##### Supplied information
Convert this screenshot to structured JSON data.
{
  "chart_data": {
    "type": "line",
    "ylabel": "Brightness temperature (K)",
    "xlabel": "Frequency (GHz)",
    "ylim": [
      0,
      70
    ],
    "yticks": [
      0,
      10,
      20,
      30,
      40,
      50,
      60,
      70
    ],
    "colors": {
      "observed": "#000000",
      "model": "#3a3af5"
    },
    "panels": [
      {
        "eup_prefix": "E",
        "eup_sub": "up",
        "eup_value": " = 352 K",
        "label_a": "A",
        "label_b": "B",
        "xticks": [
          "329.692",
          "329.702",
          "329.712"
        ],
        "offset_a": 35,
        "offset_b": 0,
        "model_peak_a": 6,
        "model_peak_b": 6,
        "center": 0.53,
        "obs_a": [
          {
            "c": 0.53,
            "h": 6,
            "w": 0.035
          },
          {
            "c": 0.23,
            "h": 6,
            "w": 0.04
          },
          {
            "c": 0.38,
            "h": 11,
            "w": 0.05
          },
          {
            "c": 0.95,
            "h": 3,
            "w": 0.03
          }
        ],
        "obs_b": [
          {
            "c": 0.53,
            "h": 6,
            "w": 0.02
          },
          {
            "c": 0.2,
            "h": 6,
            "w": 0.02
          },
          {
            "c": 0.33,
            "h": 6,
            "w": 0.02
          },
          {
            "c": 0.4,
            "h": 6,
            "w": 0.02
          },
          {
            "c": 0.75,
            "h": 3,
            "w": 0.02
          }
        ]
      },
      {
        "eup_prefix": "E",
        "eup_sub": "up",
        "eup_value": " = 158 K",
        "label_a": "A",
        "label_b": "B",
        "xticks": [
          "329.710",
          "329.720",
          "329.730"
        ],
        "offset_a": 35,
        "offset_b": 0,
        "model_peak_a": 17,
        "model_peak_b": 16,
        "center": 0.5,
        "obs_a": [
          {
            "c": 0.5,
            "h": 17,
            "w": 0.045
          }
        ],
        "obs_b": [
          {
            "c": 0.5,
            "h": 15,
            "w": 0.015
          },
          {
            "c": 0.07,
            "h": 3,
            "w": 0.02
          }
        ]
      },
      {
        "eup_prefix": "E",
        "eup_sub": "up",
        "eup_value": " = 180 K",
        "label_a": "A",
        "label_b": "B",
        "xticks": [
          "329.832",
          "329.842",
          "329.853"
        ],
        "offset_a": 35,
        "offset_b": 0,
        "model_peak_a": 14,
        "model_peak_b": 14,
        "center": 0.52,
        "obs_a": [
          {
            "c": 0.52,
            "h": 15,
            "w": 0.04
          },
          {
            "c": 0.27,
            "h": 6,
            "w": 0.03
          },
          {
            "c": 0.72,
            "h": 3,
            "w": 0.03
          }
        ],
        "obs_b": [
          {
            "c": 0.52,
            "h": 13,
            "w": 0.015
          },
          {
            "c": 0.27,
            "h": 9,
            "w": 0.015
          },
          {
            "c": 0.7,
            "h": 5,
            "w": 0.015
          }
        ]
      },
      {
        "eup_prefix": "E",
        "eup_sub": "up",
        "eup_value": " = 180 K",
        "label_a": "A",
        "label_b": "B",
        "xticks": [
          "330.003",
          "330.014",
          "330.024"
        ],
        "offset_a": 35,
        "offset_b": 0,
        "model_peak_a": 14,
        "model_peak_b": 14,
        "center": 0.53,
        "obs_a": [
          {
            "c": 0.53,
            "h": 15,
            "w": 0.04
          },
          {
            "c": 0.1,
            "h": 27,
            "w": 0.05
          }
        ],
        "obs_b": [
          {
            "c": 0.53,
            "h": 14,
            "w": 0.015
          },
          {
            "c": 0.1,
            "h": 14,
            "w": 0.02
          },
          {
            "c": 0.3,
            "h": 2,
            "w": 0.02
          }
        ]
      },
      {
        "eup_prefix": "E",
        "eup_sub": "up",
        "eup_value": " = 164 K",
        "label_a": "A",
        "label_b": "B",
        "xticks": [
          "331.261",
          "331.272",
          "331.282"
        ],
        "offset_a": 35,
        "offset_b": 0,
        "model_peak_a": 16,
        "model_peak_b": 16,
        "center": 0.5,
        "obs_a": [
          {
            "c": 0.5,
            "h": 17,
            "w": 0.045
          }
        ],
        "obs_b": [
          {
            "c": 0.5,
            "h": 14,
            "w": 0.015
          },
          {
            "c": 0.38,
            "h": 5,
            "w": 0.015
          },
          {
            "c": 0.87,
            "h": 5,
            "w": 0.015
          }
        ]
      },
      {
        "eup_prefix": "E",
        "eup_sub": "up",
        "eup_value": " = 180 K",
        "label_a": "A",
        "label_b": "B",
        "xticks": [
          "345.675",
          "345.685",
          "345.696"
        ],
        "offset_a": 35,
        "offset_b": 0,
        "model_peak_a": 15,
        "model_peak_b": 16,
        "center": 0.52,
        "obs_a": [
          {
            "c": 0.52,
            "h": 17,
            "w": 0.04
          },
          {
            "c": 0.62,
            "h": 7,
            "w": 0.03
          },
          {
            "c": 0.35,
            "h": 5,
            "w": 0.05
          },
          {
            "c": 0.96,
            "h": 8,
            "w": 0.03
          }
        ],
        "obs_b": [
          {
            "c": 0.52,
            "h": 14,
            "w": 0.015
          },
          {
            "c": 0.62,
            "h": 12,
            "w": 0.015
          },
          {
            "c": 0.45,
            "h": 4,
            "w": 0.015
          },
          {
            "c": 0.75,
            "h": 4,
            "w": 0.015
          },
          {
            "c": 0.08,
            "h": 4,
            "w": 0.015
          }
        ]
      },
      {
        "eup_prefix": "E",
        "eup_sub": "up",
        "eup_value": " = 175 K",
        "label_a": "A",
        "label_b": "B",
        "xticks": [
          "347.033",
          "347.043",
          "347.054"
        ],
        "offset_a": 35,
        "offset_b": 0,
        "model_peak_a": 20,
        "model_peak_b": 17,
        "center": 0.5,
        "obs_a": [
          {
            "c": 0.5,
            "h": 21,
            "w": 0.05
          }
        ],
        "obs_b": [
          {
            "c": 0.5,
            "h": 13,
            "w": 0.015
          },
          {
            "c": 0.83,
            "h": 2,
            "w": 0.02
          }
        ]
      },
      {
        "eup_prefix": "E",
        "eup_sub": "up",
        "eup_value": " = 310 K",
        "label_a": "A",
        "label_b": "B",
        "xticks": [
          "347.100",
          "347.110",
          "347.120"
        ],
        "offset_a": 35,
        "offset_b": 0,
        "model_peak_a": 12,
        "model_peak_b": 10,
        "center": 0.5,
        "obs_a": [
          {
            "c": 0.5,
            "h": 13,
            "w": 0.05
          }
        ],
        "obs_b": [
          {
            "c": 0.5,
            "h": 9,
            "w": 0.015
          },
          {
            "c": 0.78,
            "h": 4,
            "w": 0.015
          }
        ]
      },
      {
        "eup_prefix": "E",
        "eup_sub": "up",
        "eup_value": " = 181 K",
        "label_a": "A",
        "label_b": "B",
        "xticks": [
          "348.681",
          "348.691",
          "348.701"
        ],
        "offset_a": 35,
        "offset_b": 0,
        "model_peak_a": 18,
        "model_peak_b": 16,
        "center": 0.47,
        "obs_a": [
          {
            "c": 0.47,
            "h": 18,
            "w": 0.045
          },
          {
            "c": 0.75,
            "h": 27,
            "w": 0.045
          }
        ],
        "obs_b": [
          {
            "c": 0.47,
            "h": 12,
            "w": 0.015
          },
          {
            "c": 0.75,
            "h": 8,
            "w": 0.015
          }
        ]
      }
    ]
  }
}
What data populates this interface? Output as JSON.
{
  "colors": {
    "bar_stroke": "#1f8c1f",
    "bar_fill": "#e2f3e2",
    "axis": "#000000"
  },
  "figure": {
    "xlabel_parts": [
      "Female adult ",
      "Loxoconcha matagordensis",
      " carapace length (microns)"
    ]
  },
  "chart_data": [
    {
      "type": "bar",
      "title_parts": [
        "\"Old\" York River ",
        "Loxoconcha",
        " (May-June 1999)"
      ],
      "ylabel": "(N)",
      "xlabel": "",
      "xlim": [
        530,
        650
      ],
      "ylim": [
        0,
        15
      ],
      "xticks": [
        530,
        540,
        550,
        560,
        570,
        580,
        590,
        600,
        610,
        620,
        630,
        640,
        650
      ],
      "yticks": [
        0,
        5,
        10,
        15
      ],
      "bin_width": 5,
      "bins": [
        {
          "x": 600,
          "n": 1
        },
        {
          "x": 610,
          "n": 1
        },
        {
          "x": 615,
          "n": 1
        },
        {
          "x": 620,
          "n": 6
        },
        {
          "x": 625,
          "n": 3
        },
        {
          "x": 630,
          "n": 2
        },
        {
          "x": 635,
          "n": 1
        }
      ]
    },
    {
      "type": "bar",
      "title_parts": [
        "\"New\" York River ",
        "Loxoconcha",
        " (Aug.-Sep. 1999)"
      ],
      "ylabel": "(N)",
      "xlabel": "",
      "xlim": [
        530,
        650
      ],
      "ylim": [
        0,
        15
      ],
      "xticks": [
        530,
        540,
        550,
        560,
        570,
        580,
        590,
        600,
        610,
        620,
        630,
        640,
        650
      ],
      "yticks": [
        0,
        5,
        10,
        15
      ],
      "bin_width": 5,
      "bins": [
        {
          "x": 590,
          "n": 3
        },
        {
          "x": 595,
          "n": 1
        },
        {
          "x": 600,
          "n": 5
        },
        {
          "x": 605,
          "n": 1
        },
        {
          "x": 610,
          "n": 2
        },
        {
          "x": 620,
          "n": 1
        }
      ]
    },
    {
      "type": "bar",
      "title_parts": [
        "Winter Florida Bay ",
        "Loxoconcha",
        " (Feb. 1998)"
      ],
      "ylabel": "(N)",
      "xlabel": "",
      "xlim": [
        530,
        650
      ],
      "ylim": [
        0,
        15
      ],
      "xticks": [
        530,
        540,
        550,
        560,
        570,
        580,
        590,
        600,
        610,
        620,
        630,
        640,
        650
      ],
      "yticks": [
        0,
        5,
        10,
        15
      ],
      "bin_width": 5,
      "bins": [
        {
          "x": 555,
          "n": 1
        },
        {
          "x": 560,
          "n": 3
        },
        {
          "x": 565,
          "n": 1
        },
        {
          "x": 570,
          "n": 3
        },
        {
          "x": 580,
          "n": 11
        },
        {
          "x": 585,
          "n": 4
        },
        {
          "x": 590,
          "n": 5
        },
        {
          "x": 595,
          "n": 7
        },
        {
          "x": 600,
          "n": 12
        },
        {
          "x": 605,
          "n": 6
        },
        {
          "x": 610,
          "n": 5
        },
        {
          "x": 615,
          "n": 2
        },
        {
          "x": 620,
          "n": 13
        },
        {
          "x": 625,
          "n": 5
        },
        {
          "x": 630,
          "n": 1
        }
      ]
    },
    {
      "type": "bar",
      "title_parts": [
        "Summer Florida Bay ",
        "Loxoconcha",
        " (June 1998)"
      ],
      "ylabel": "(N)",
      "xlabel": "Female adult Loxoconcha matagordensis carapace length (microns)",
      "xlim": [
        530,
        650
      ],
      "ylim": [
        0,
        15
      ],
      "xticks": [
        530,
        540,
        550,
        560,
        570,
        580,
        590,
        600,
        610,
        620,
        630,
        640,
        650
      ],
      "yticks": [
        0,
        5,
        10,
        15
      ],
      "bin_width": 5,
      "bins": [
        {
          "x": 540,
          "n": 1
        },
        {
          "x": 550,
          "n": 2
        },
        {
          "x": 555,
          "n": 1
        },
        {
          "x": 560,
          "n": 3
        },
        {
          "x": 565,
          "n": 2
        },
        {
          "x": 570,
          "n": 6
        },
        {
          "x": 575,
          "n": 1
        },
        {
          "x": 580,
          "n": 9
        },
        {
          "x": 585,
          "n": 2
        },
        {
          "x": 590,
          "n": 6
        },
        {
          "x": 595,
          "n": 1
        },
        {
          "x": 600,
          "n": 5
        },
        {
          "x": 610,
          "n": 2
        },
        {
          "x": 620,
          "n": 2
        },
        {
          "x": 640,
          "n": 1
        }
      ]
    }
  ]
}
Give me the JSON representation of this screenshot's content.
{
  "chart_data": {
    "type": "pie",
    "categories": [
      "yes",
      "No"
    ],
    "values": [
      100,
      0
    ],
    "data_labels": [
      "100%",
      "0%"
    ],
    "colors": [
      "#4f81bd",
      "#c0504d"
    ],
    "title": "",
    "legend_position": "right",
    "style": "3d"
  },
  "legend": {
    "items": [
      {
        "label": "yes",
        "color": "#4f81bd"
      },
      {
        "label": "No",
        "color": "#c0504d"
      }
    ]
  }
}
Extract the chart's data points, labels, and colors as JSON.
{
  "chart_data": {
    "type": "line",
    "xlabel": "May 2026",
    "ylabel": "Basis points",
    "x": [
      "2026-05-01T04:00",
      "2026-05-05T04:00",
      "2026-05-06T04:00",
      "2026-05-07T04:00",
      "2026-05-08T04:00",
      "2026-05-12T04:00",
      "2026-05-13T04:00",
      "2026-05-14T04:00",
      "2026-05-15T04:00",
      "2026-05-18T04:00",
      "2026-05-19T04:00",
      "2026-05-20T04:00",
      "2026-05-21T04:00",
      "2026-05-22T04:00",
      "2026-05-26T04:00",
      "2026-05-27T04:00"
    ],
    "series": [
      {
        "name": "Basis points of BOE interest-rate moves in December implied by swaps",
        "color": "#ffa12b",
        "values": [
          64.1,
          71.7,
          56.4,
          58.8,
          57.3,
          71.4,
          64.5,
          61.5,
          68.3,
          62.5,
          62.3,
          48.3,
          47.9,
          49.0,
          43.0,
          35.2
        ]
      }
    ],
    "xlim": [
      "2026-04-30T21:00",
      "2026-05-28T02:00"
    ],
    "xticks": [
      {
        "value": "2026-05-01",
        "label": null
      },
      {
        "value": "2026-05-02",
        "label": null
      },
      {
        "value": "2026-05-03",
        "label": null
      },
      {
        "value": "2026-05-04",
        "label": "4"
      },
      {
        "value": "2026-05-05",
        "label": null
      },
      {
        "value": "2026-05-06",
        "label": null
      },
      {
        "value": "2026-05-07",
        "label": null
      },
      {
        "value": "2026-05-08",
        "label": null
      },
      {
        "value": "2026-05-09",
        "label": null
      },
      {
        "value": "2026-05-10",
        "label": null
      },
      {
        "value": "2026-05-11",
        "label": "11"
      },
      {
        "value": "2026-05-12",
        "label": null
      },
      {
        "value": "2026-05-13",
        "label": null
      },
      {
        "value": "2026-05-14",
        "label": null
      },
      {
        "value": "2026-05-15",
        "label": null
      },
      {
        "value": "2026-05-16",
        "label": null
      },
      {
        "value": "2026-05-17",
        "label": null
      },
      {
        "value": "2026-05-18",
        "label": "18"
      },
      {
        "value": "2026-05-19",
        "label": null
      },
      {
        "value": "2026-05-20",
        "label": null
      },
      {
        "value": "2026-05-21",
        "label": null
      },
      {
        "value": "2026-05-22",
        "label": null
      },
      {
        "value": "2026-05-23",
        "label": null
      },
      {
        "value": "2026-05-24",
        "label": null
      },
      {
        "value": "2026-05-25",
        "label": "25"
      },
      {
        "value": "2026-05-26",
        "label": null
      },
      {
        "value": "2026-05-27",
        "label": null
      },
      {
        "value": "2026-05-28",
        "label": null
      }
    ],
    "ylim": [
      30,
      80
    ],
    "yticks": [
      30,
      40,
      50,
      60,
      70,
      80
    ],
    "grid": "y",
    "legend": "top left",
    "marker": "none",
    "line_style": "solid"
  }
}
##########
■ **Required task**:
Return every line holding the word "carapace" from the records.

■ **Answer for the task**:
      " carapace length (microns)"
      "xlabel": "Female adult Loxoconcha matagordensis carapace length (microns)",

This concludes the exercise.